In this exercise, reproduce all the entries that follow exactly.

* * * * * * * * *

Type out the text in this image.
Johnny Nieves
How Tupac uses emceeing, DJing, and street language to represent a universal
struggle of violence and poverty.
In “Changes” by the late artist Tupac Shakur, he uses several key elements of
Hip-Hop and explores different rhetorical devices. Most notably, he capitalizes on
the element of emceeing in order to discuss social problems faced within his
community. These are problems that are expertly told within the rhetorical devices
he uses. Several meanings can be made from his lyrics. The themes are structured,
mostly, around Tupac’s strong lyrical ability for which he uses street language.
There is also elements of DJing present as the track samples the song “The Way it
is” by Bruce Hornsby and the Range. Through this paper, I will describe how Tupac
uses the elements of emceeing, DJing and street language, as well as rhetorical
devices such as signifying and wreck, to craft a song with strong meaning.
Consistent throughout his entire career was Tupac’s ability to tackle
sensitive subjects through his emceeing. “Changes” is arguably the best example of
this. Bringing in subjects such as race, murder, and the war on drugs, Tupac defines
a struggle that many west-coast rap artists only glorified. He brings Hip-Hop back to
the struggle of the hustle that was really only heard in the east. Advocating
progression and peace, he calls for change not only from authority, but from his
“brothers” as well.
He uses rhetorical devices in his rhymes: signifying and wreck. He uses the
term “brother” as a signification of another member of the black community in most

* * * * * * * * *

● **Correct answer**:
Type out the text in this image.
Johnny Nieves
How Tupac uses emceeing, DJing, and street language to represent a universal
struggle of violence and poverty.
In “Changes” by the late artist Tupac Shakur, he uses several key elements of
Hip-Hop and explores different rhetorical devices. Most notably, he capitalizes on
the element of emceeing in order to discuss social problems faced within his
community. These are problems that are expertly told within the rhetorical devices
he uses. Several meanings can be made from his lyrics. The themes are structured,
mostly, around Tupac’s strong lyrical ability for which he uses street language.
There is also elements of DJing present as the track samples the song “The Way it
is” by Bruce Hornsby and the Range. Through this paper, I will describe how Tupac
uses the elements of emceeing, DJing and street language, as well as rhetorical
devices such as signifying and wreck, to craft a song with strong meaning.
Consistent throughout his entire career was Tupac’s ability to tackle
sensitive subjects through his emceeing. “Changes” is arguably the best example of
this. Bringing in subjects such as race, murder, and the war on drugs, Tupac defines
a struggle that many west-coast rap artists only glorified. He brings Hip-Hop back to
the struggle of the hustle that was really only heard in the east. Advocating
progression and peace, he calls for change not only from authority, but from his
“brothers” as well.
He uses rhetorical devices in his rhymes: signifying and wreck. He uses the
term “brother” as a signification of another member of the black community in most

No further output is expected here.